(Task prompt) From the entries below, pull out each line where "Student" appears.

[START OF Records provided]

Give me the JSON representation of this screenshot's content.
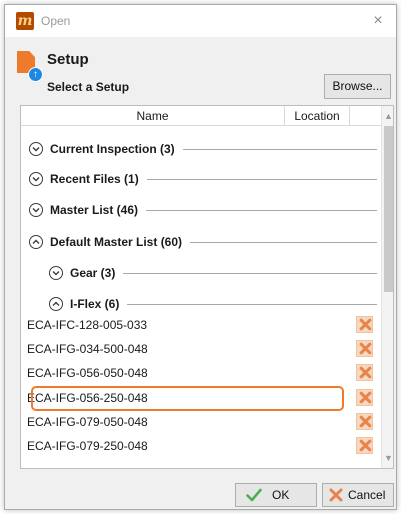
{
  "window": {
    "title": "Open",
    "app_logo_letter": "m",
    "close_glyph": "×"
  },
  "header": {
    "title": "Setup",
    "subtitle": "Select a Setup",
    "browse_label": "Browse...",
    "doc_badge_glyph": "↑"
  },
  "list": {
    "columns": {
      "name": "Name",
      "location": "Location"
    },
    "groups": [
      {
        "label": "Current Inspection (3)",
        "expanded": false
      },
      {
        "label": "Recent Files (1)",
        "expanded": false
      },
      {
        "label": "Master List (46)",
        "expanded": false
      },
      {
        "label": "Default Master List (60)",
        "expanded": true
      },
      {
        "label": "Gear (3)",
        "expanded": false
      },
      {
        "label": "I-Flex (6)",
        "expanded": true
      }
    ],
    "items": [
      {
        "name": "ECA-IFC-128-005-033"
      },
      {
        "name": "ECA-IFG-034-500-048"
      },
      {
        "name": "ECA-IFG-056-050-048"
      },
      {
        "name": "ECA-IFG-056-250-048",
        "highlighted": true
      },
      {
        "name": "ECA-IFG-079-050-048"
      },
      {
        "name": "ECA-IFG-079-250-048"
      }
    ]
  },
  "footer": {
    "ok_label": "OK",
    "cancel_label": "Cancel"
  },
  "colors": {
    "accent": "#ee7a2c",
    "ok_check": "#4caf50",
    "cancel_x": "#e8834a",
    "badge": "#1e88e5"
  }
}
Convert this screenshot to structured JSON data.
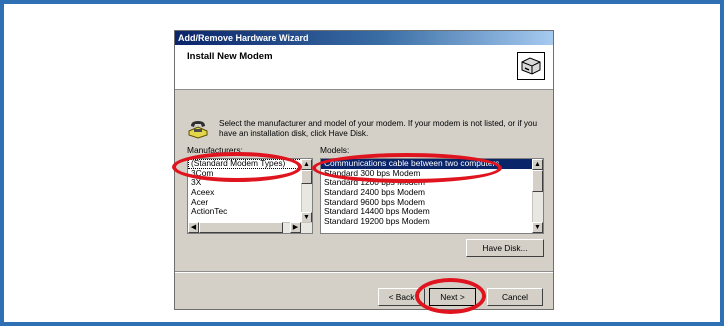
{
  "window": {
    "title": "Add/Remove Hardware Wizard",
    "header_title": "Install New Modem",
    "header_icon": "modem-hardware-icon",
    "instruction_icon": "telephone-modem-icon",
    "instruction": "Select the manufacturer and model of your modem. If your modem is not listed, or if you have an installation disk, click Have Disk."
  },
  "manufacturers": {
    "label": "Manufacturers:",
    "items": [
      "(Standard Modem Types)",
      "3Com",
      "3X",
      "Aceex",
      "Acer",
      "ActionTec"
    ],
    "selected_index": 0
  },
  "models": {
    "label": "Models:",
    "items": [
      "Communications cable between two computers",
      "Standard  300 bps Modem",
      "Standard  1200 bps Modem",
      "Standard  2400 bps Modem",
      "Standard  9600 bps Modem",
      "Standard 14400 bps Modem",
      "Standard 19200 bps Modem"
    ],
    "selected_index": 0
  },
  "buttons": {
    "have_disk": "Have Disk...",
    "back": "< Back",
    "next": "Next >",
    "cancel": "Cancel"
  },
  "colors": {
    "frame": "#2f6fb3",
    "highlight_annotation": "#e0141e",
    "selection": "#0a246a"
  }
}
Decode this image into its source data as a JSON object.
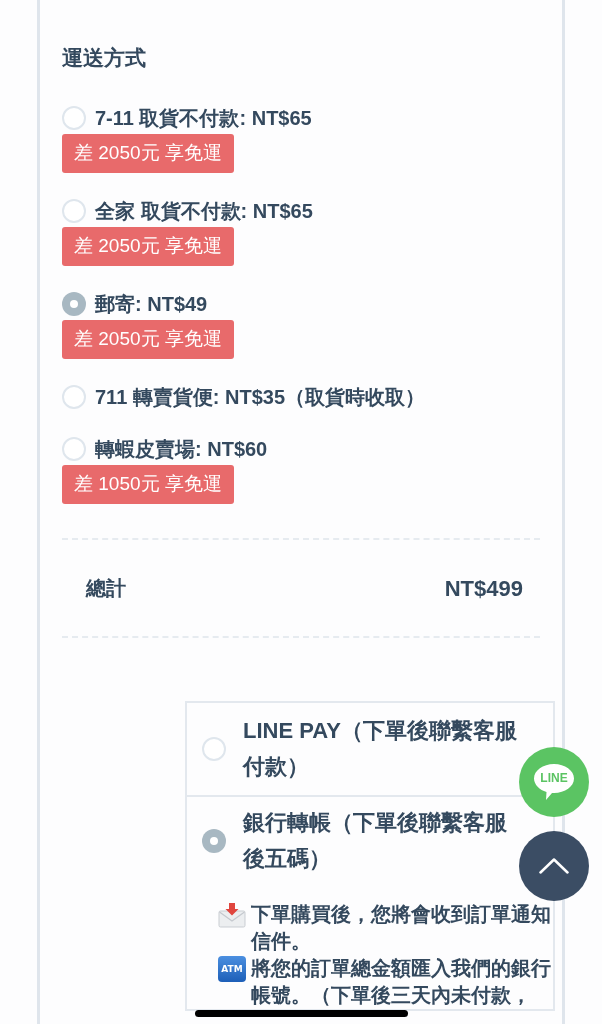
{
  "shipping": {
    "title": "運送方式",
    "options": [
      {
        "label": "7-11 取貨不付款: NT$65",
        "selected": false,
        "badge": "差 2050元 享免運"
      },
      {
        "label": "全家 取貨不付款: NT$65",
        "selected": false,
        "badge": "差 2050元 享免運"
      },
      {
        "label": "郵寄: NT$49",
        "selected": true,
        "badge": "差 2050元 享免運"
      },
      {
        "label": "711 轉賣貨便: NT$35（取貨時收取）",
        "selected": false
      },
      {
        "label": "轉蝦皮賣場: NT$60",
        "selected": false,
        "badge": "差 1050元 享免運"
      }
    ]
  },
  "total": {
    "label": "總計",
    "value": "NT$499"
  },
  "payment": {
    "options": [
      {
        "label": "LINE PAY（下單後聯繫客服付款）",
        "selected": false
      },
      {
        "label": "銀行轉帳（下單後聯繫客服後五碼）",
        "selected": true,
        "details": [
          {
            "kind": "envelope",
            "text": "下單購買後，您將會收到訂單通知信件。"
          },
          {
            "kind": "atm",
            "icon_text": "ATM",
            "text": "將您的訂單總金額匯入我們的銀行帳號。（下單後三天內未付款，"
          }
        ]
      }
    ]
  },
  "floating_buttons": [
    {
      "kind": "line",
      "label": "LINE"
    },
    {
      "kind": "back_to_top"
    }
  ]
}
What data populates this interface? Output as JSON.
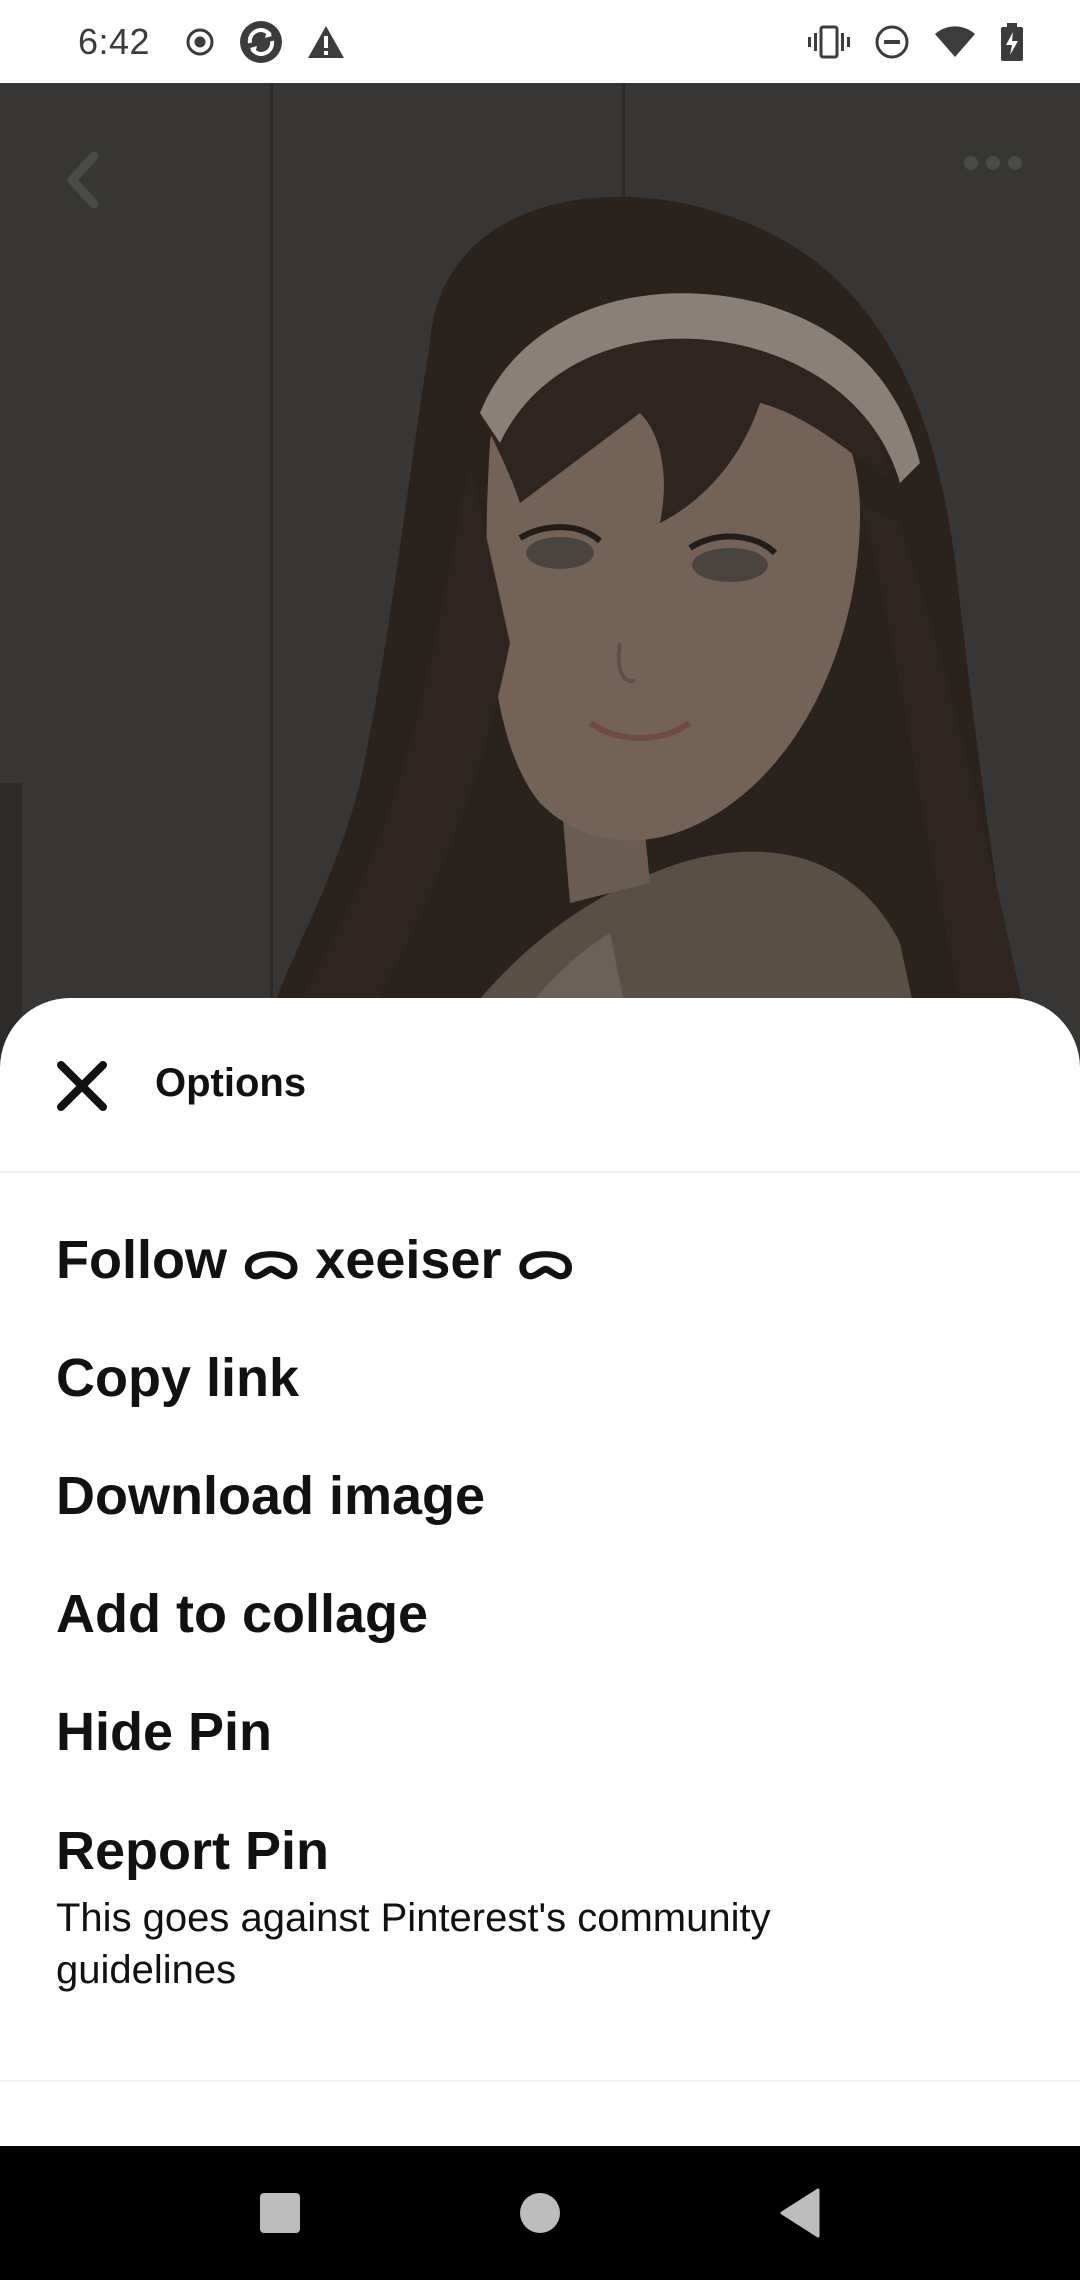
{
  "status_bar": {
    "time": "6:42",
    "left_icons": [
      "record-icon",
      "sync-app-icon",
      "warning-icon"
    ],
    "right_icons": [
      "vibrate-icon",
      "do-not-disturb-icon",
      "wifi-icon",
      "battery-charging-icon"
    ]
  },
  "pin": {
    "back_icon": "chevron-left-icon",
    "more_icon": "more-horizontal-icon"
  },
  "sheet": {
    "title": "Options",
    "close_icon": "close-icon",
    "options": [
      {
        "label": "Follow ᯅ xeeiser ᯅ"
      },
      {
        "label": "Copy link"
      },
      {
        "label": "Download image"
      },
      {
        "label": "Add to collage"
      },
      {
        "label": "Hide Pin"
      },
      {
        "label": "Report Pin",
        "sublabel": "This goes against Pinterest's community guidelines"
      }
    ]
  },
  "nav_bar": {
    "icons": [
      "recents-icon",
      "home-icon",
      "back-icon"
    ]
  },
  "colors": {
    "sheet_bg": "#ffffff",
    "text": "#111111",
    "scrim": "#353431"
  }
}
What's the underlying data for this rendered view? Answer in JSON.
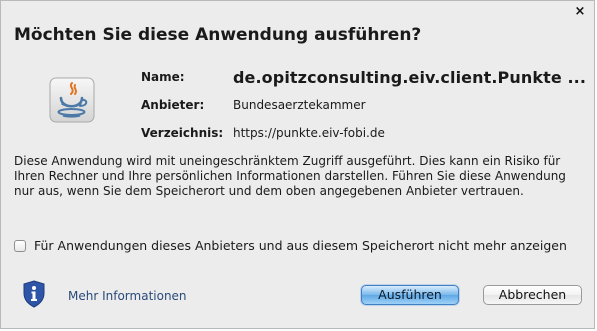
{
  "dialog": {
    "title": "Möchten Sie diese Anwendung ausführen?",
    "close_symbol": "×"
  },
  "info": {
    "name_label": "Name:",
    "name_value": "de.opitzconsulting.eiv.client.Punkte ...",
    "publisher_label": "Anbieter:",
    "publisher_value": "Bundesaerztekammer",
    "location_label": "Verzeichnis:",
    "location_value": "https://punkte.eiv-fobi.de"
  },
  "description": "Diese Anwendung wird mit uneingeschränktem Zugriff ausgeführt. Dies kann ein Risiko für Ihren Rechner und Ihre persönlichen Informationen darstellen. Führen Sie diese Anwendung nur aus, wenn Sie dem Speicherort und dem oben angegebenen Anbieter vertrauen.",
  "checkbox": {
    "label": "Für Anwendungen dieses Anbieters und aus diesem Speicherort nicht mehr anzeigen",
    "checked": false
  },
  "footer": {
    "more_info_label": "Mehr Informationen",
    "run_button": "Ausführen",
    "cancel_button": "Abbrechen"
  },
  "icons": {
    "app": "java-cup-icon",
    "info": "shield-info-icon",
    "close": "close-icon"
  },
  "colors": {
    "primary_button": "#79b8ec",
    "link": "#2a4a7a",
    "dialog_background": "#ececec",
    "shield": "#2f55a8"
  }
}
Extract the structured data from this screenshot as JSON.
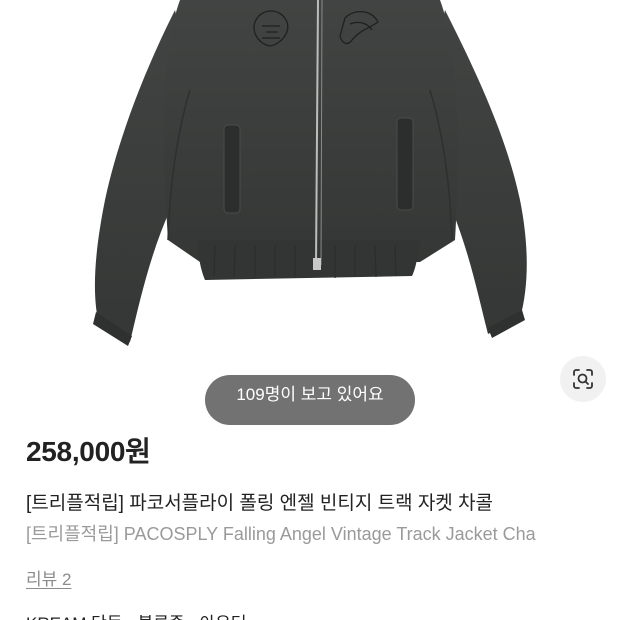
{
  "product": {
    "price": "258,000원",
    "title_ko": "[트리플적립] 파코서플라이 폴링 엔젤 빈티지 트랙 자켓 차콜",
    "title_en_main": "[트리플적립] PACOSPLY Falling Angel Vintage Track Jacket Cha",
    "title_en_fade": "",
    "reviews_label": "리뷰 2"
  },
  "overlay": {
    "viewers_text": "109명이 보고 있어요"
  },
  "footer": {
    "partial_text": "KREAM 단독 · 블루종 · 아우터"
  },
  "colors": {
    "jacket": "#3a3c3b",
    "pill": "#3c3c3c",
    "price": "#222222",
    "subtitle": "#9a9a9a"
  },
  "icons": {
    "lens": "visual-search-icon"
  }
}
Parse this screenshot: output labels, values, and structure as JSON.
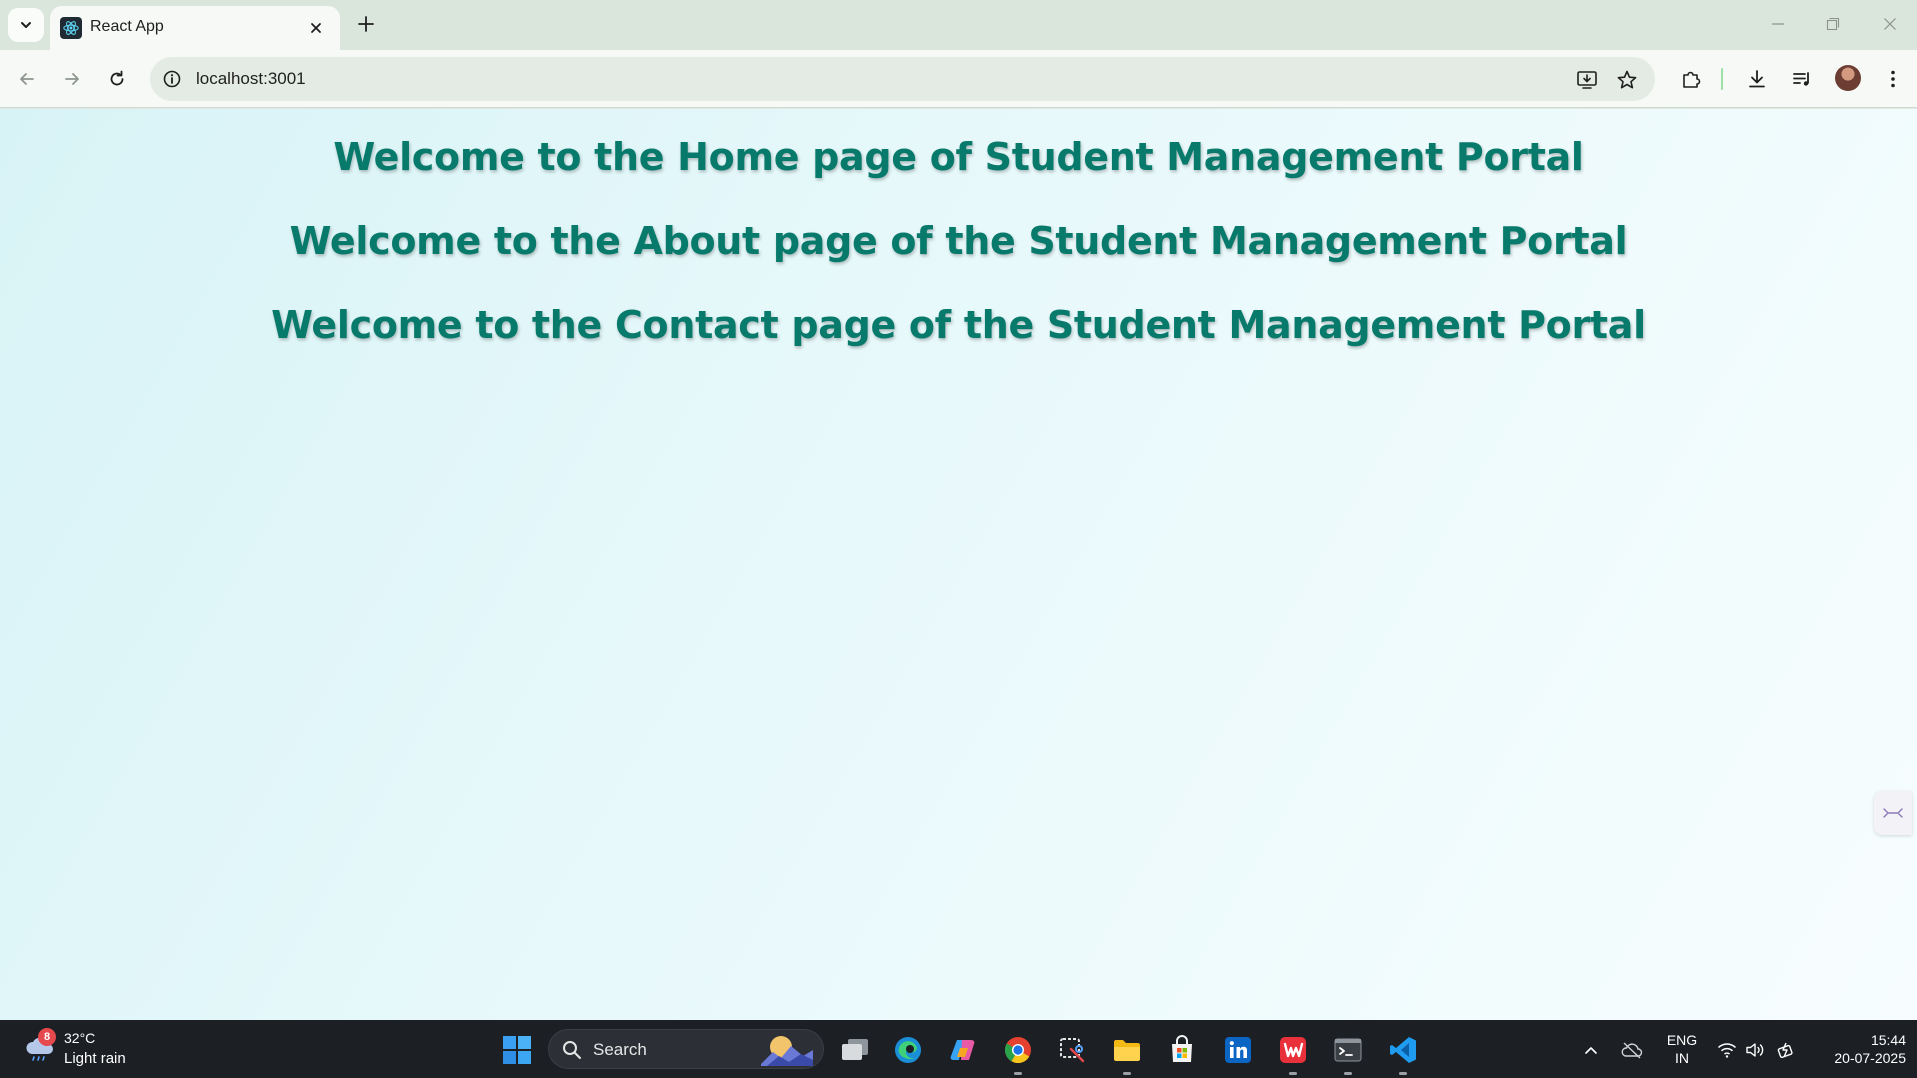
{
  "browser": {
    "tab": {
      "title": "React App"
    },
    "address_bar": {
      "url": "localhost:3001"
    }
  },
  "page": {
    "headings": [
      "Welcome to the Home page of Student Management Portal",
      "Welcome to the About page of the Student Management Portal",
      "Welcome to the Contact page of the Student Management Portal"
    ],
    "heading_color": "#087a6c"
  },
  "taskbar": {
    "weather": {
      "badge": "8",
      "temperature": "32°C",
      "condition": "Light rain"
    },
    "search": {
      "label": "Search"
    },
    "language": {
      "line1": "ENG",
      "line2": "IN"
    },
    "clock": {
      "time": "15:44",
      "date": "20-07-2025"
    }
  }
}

[END OF Records provided]

(Finished answer)
      "Welcome to the Home page of Student Management Portal",
      "Welcome to the About page of the Student Management Portal",
      "Welcome to the Contact page of the Student Management Portal"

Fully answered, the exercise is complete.